RAW DATA —

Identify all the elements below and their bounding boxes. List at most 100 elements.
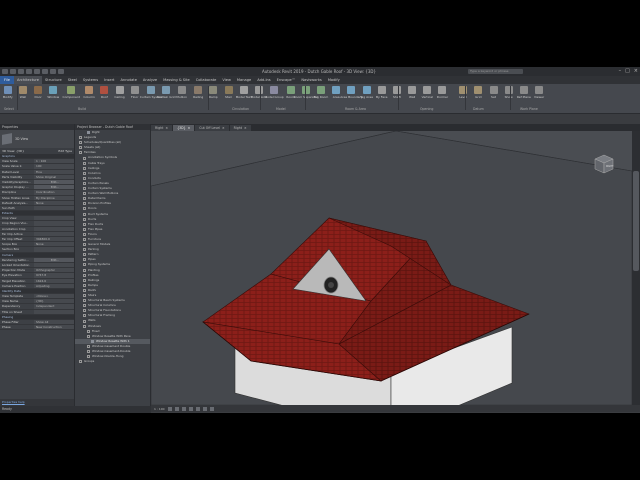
expand-icon[interactable] [83, 192, 86, 196]
property-value[interactable]: Coordination [34, 190, 74, 195]
ribbon-stair-button[interactable]: Stair [224, 86, 234, 99]
property-value[interactable]: None [34, 200, 74, 205]
expand-icon[interactable] [83, 232, 86, 236]
property-value[interactable]: Show Original [34, 174, 74, 179]
expand-icon[interactable] [83, 273, 86, 277]
ribbon-viewer-button[interactable]: Viewer [534, 86, 544, 99]
ribbon-model-text-button[interactable]: Model Text [236, 86, 252, 99]
expand-icon[interactable] [83, 253, 86, 257]
ribbon-door-button[interactable]: Door [33, 86, 43, 99]
view-scale[interactable]: 1 : 100 [154, 407, 165, 411]
tab-systems[interactable]: Systems [80, 78, 101, 82]
tab-steel[interactable]: Steel [65, 78, 80, 82]
ribbon-set-button[interactable]: Set [489, 86, 499, 99]
expand-icon[interactable] [83, 263, 86, 267]
expand-icon[interactable] [83, 166, 86, 170]
expand-icon[interactable] [83, 238, 86, 242]
search-input[interactable]: Type a keyword or phrase [468, 69, 523, 74]
expand-icon[interactable] [83, 207, 86, 211]
ribbon-mullion-button[interactable]: Mullion [176, 86, 187, 99]
visual-style-icon[interactable] [174, 406, 179, 411]
tab-structure[interactable]: Structure [42, 78, 65, 82]
type-selector[interactable]: 3D View [0, 130, 74, 148]
property-value[interactable] [34, 221, 74, 226]
expand-icon[interactable] [83, 283, 86, 287]
property-value[interactable]: Show All [34, 320, 74, 325]
ribbon-floor-button[interactable]: Floor [130, 86, 140, 99]
property-value[interactable] [34, 216, 74, 221]
expand-icon[interactable] [87, 355, 90, 359]
expand-icon[interactable] [79, 146, 82, 150]
property-value[interactable]: Orthographic [34, 268, 74, 273]
property-value[interactable]: {3D} [34, 299, 74, 304]
ribbon-roof-button[interactable]: Roof [99, 86, 109, 99]
edit-type-button[interactable]: Edit Type [58, 148, 72, 154]
expand-icon[interactable] [87, 334, 90, 338]
property-value[interactable] [34, 309, 74, 314]
minimize-icon[interactable]: – [619, 68, 622, 74]
expand-icon[interactable] [83, 299, 86, 303]
expand-icon[interactable] [83, 258, 86, 262]
tab-enscape[interactable]: Enscape™ [274, 78, 299, 82]
expand-icon[interactable] [83, 243, 86, 247]
ribbon-ref-plane-button[interactable]: Ref Plane [517, 86, 531, 99]
tab-view[interactable]: View [219, 78, 234, 82]
app-menu-icon[interactable] [2, 69, 8, 74]
ribbon-ramp-button[interactable]: Ramp [208, 86, 218, 99]
expand-icon[interactable] [83, 197, 86, 201]
property-value[interactable] [34, 231, 74, 236]
sun-path-icon[interactable] [181, 406, 186, 411]
expand-icon[interactable] [83, 217, 86, 221]
expand-icon[interactable] [83, 278, 86, 282]
crop-view-icon[interactable] [195, 406, 200, 411]
expand-icon[interactable] [79, 136, 82, 140]
tab-add-ins[interactable]: Add-Ins [254, 78, 273, 82]
tab-insert[interactable]: Insert [101, 78, 117, 82]
redo-icon[interactable] [34, 69, 40, 74]
property-value[interactable]: 304800.0 [34, 237, 74, 242]
ribbon-vertical-button[interactable]: Vertical [422, 86, 433, 99]
expand-icon[interactable] [87, 329, 90, 333]
expand-icon[interactable] [83, 227, 86, 231]
property-value[interactable] [34, 226, 74, 231]
expand-icon[interactable] [83, 248, 86, 252]
tab-architecture[interactable]: Architecture [14, 76, 43, 84]
expand-icon[interactable] [83, 304, 86, 308]
property-value[interactable]: None [34, 242, 74, 247]
tab-annotate[interactable]: Annotate [117, 78, 139, 82]
viewport-scrollbar[interactable] [632, 131, 640, 405]
tab-navisworks[interactable]: Navisworks [298, 78, 324, 82]
expand-icon[interactable] [83, 161, 86, 165]
expand-icon[interactable] [83, 319, 86, 323]
tab-massing-site[interactable]: Massing & Site [160, 78, 193, 82]
shadows-icon[interactable] [188, 406, 193, 411]
expand-icon[interactable] [83, 171, 86, 175]
ribbon-railing-button[interactable]: Railing [193, 86, 203, 99]
detail-level-icon[interactable] [167, 406, 172, 411]
hide-isolate-icon[interactable] [209, 406, 214, 411]
ribbon-model-line-button[interactable]: Model Line [251, 86, 267, 99]
ribbon-curtain-grid-button[interactable]: Curtain Grid [157, 86, 176, 99]
ribbon-show-button[interactable]: Show [504, 86, 514, 99]
maximize-icon[interactable]: □ [625, 68, 630, 74]
property-value[interactable]: Independent [34, 304, 74, 309]
open-icon[interactable] [10, 69, 16, 74]
ribbon-shaft-button[interactable]: Shaft [392, 86, 402, 99]
property-value[interactable]: By Discipline [34, 195, 74, 200]
property-value[interactable]: <None> [34, 294, 74, 299]
ribbon-dormer-button[interactable]: Dormer [437, 86, 448, 99]
undo-icon[interactable] [26, 69, 32, 74]
property-value[interactable]: 1 : 100 [34, 159, 74, 164]
lock-view-icon[interactable] [202, 406, 207, 411]
expand-icon[interactable] [87, 350, 90, 354]
ribbon-area-boundary-button[interactable]: Area Boundary [340, 86, 363, 99]
save-icon[interactable] [18, 69, 24, 74]
measure-icon[interactable] [50, 69, 56, 74]
expand-icon[interactable] [79, 360, 82, 364]
ribbon-by-face-button[interactable]: By Face [376, 86, 388, 99]
tab-analyze[interactable]: Analyze [140, 78, 160, 82]
property-value[interactable] [34, 247, 74, 252]
expand-icon[interactable] [79, 151, 82, 155]
tab-modify[interactable]: Modify [325, 78, 343, 82]
tab-manage[interactable]: Manage [234, 78, 254, 82]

WORK TO BE COMPLETED —
Filter the items above down to the lines that contain the string "Show", treating uppercase and lowercase as different.

RESULT BELOW —
property-value[interactable]: Show Original [34, 174, 74, 179]
property-value[interactable]: Show All [34, 320, 74, 325]
ribbon-show-button[interactable]: Show [504, 86, 514, 99]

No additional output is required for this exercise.